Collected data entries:
* * *

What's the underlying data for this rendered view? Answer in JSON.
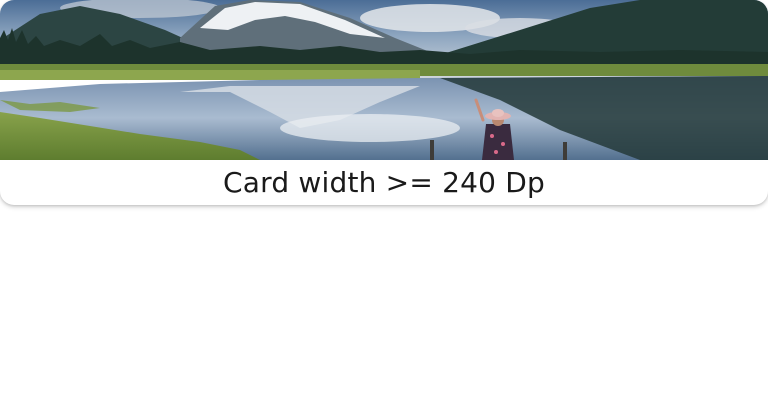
{
  "card": {
    "caption": "Card width >= 240 Dp",
    "image_subject": "mountain-lake-landscape",
    "colors": {
      "sky_top": "#4d6f97",
      "sky_bottom": "#c9d3dc",
      "mountain_dark": "#1f3a35",
      "snow": "#e8edf1",
      "grass": "#6f8d3e",
      "water": "#6f87a6"
    }
  }
}
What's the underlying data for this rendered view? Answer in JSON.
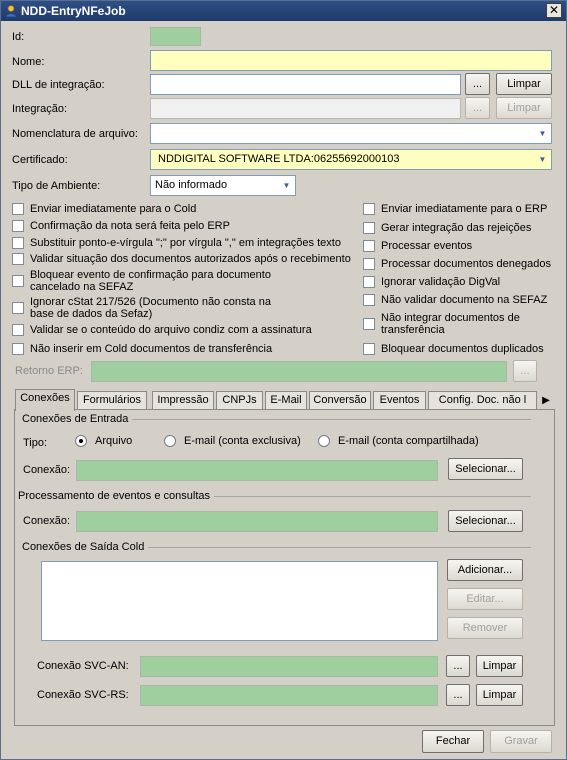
{
  "window": {
    "title": "NDD-EntryNFeJob",
    "close_glyph": "✕"
  },
  "form": {
    "id_label": "Id:",
    "nome_label": "Nome:",
    "dll_label": "DLL de integração:",
    "dll_browse": "...",
    "dll_clear": "Limpar",
    "integracao_label": "Integração:",
    "integracao_browse": "...",
    "integracao_clear": "Limpar",
    "nomenclatura_label": "Nomenclatura de arquivo:",
    "certificado_label": "Certificado:",
    "certificado_value": "NDDIGITAL SOFTWARE LTDA:06255692000103",
    "ambiente_label": "Tipo de Ambiente:",
    "ambiente_value": "Não informado",
    "retorno_label": "Retorno ERP:",
    "retorno_browse": "..."
  },
  "checks_left": [
    {
      "label": "Enviar imediatamente para o Cold"
    },
    {
      "label": "Confirmação da nota será feita pelo ERP"
    },
    {
      "label": "Substituir ponto-e-vírgula \";\" por vírgula \",\" em integrações texto"
    },
    {
      "label": "Validar situação dos documentos autorizados após o recebimento"
    },
    {
      "label": "Bloquear evento de confirmação para documento\ncancelado na SEFAZ"
    },
    {
      "label": "Ignorar cStat 217/526 (Documento não consta na\nbase de dados da Sefaz)"
    },
    {
      "label": "Validar se o conteúdo do arquivo condiz com a assinatura"
    },
    {
      "label": "Não inserir em Cold documentos de transferência"
    }
  ],
  "checks_right": [
    {
      "label": "Enviar imediatamente para o ERP"
    },
    {
      "label": "Gerar integração das rejeições"
    },
    {
      "label": "Processar eventos"
    },
    {
      "label": "Processar documentos denegados"
    },
    {
      "label": "Ignorar validação DigVal"
    },
    {
      "label": "Não validar documento na SEFAZ"
    },
    {
      "label": "Não integrar documentos de\ntransferência"
    },
    {
      "label": "Bloquear documentos duplicados"
    }
  ],
  "tabs": [
    "Conexões",
    "Formulários",
    "Impressão",
    "CNPJs",
    "E-Mail",
    "Conversão",
    "Eventos",
    "Config. Doc. não l"
  ],
  "tab_scroll": "▶",
  "conexoes": {
    "entrada_group": "Conexões de Entrada",
    "tipo_label": "Tipo:",
    "radio_arquivo": "Arquivo",
    "radio_email_excl": "E-mail (conta exclusiva)",
    "radio_email_comp": "E-mail (conta compartilhada)",
    "conexao_label": "Conexão:",
    "selecionar": "Selecionar...",
    "eventos_group": "Processamento de eventos e consultas",
    "conexao2_label": "Conexão:",
    "selecionar2": "Selecionar...",
    "cold_group": "Conexões de Saída Cold",
    "adicionar": "Adicionar...",
    "editar": "Editar...",
    "remover": "Remover",
    "svcan_label": "Conexão SVC-AN:",
    "svcan_browse": "...",
    "svcan_clear": "Limpar",
    "svcrs_label": "Conexão SVC-RS:",
    "svcrs_browse": "...",
    "svcrs_clear": "Limpar"
  },
  "footer": {
    "fechar": "Fechar",
    "gravar": "Gravar"
  }
}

* * *

## The request:
Do not include images; quote all of the entries above exactly.

## Expected answer:
What's the underlying data for this rendered view? Answer in JSON.
{
  "card": {
    "caption": "Card width >= 240 Dp",
    "image_subject": "mountain-lake-landscape",
    "colors": {
      "sky_top": "#4d6f97",
      "sky_bottom": "#c9d3dc",
      "mountain_dark": "#1f3a35",
      "snow": "#e8edf1",
      "grass": "#6f8d3e",
      "water": "#6f87a6"
    }
  }
}
What's the underlying data for this rendered view? Answer in JSON.
{
  "window": {
    "title": "NDD-EntryNFeJob",
    "close_glyph": "✕"
  },
  "form": {
    "id_label": "Id:",
    "nome_label": "Nome:",
    "dll_label": "DLL de integração:",
    "dll_browse": "...",
    "dll_clear": "Limpar",
    "integracao_label": "Integração:",
    "integracao_browse": "...",
    "integracao_clear": "Limpar",
    "nomenclatura_label": "Nomenclatura de arquivo:",
    "certificado_label": "Certificado:",
    "certificado_value": "NDDIGITAL SOFTWARE LTDA:06255692000103",
    "ambiente_label": "Tipo de Ambiente:",
    "ambiente_value": "Não informado",
    "retorno_label": "Retorno ERP:",
    "retorno_browse": "..."
  },
  "checks_left": [
    {
      "label": "Enviar imediatamente para o Cold"
    },
    {
      "label": "Confirmação da nota será feita pelo ERP"
    },
    {
      "label": "Substituir ponto-e-vírgula \";\" por vírgula \",\" em integrações texto"
    },
    {
      "label": "Validar situação dos documentos autorizados após o recebimento"
    },
    {
      "label": "Bloquear evento de confirmação para documento\ncancelado na SEFAZ"
    },
    {
      "label": "Ignorar cStat 217/526 (Documento não consta na\nbase de dados da Sefaz)"
    },
    {
      "label": "Validar se o conteúdo do arquivo condiz com a assinatura"
    },
    {
      "label": "Não inserir em Cold documentos de transferência"
    }
  ],
  "checks_right": [
    {
      "label": "Enviar imediatamente para o ERP"
    },
    {
      "label": "Gerar integração das rejeições"
    },
    {
      "label": "Processar eventos"
    },
    {
      "label": "Processar documentos denegados"
    },
    {
      "label": "Ignorar validação DigVal"
    },
    {
      "label": "Não validar documento na SEFAZ"
    },
    {
      "label": "Não integrar documentos de\ntransferência"
    },
    {
      "label": "Bloquear documentos duplicados"
    }
  ],
  "tabs": [
    "Conexões",
    "Formulários",
    "Impressão",
    "CNPJs",
    "E-Mail",
    "Conversão",
    "Eventos",
    "Config. Doc. não l"
  ],
  "tab_scroll": "▶",
  "conexoes": {
    "entrada_group": "Conexões de Entrada",
    "tipo_label": "Tipo:",
    "radio_arquivo": "Arquivo",
    "radio_email_excl": "E-mail (conta exclusiva)",
    "radio_email_comp": "E-mail (conta compartilhada)",
    "conexao_label": "Conexão:",
    "selecionar": "Selecionar...",
    "eventos_group": "Processamento de eventos e consultas",
    "conexao2_label": "Conexão:",
    "selecionar2": "Selecionar...",
    "cold_group": "Conexões de Saída Cold",
    "adicionar": "Adicionar...",
    "editar": "Editar...",
    "remover": "Remover",
    "svcan_label": "Conexão SVC-AN:",
    "svcan_browse": "...",
    "svcan_clear": "Limpar",
    "svcrs_label": "Conexão SVC-RS:",
    "svcrs_browse": "...",
    "svcrs_clear": "Limpar"
  },
  "footer": {
    "fechar": "Fechar",
    "gravar": "Gravar"
  }
}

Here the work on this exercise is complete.